** start of DATASET EXCERPTS **

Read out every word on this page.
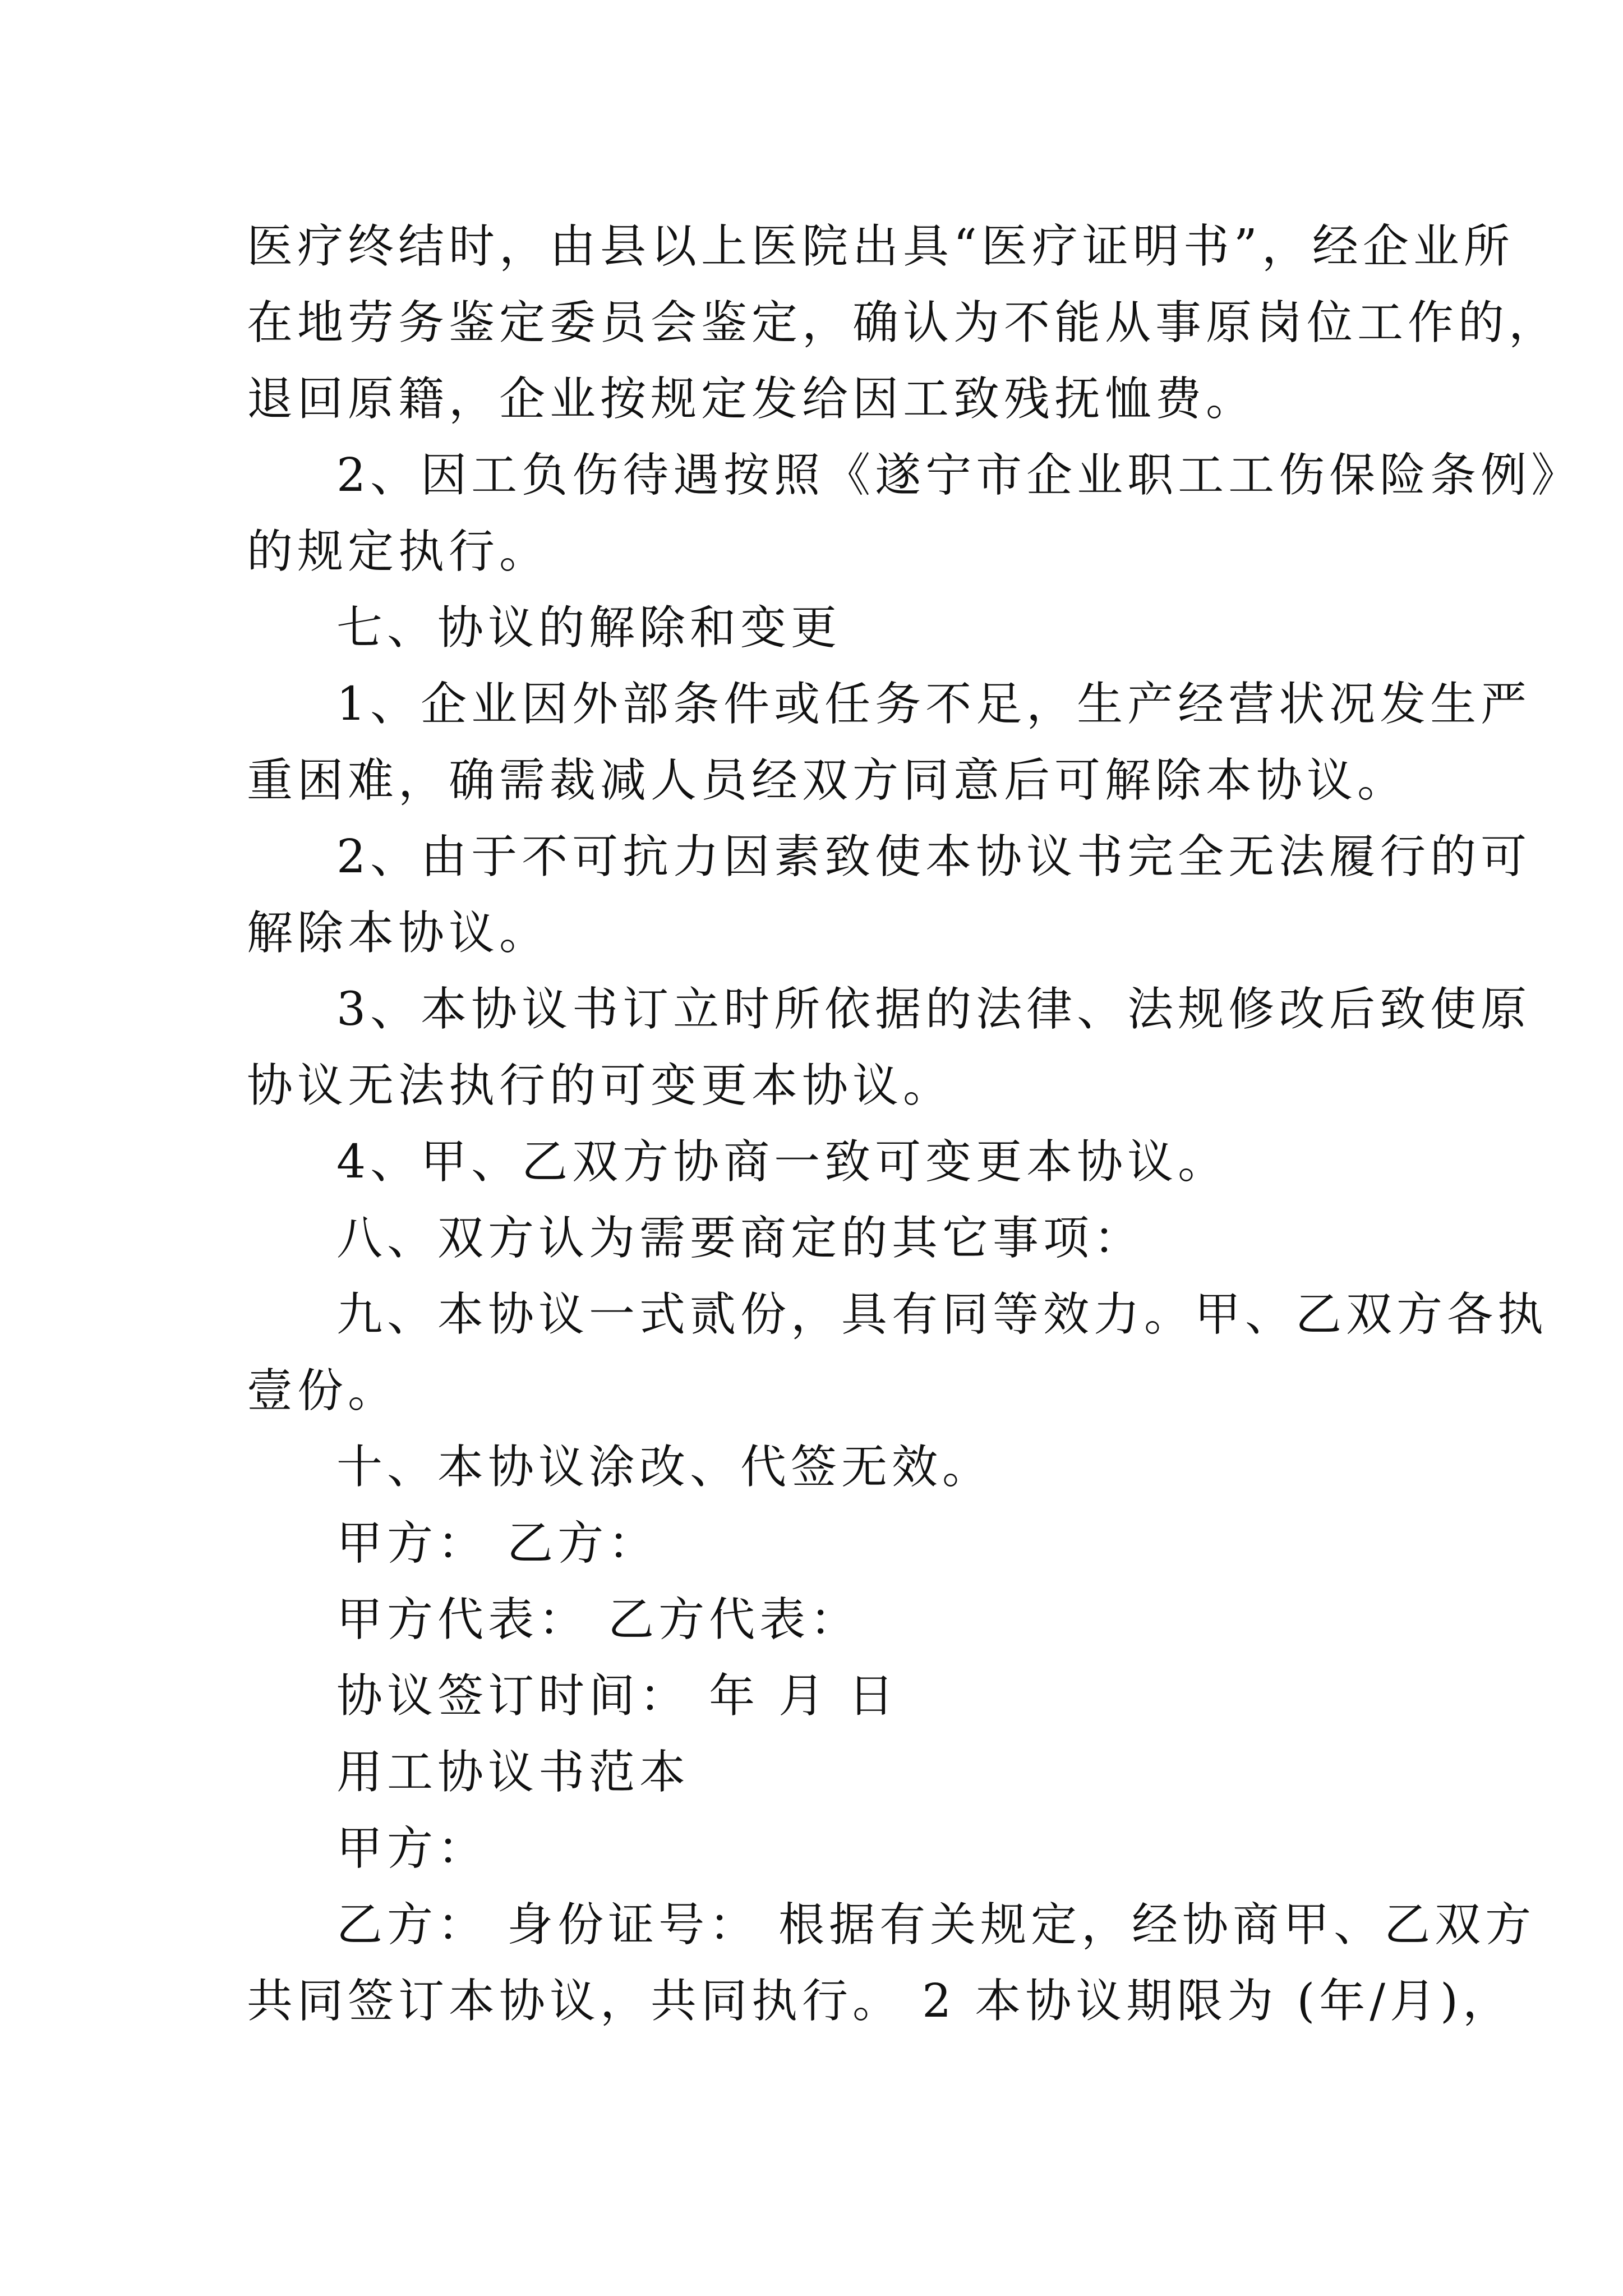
医疗终结时，由县以上医院出具“医疗证明书”，经企业所
在地劳务鉴定委员会鉴定，确认为不能从事原岗位工作的，
退回原籍，企业按规定发给因工致残抚恤费。
2、因工负伤待遇按照《遂宁市企业职工工伤保险条例》
的规定执行。
七、协议的解除和变更
1、企业因外部条件或任务不足，生产经营状况发生严
重困难，确需裁减人员经双方同意后可解除本协议。
2、由于不可抗力因素致使本协议书完全无法履行的可
解除本协议。
3、本协议书订立时所依据的法律、法规修改后致使原
协议无法执行的可变更本协议。
4、甲、乙双方协商一致可变更本协议。
八、双方认为需要商定的其它事项：
九、本协议一式贰份，具有同等效力。甲、乙双方各执
壹份。
十、本协议涂改、代签无效。
甲方： 乙方：
甲方代表： 乙方代表：
协议签订时间： 年 月 日
用工协议书范本
甲方：
乙方： 身份证号： 根据有关规定，经协商甲、乙双方
共同签订本协议，共同执行。 2 本协议期限为 (年/月)，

** end of DATASET EXCERPTS **

## INSTRUCTIONS TO FOLLOW
Reproduce all the records verbatim, excluding images.

## TASK SOLUTION
Read out every word on this page.
医疗终结时，由县以上医院出具“医疗证明书”，经企业所
在地劳务鉴定委员会鉴定，确认为不能从事原岗位工作的，
退回原籍，企业按规定发给因工致残抚恤费。
2、因工负伤待遇按照《遂宁市企业职工工伤保险条例》
的规定执行。
七、协议的解除和变更
1、企业因外部条件或任务不足，生产经营状况发生严
重困难，确需裁减人员经双方同意后可解除本协议。
2、由于不可抗力因素致使本协议书完全无法履行的可
解除本协议。
3、本协议书订立时所依据的法律、法规修改后致使原
协议无法执行的可变更本协议。
4、甲、乙双方协商一致可变更本协议。
八、双方认为需要商定的其它事项：
九、本协议一式贰份，具有同等效力。甲、乙双方各执
壹份。
十、本协议涂改、代签无效。
甲方： 乙方：
甲方代表： 乙方代表：
协议签订时间： 年 月 日
用工协议书范本
甲方：
乙方： 身份证号： 根据有关规定，经协商甲、乙双方
共同签订本协议，共同执行。 2 本协议期限为 (年/月)，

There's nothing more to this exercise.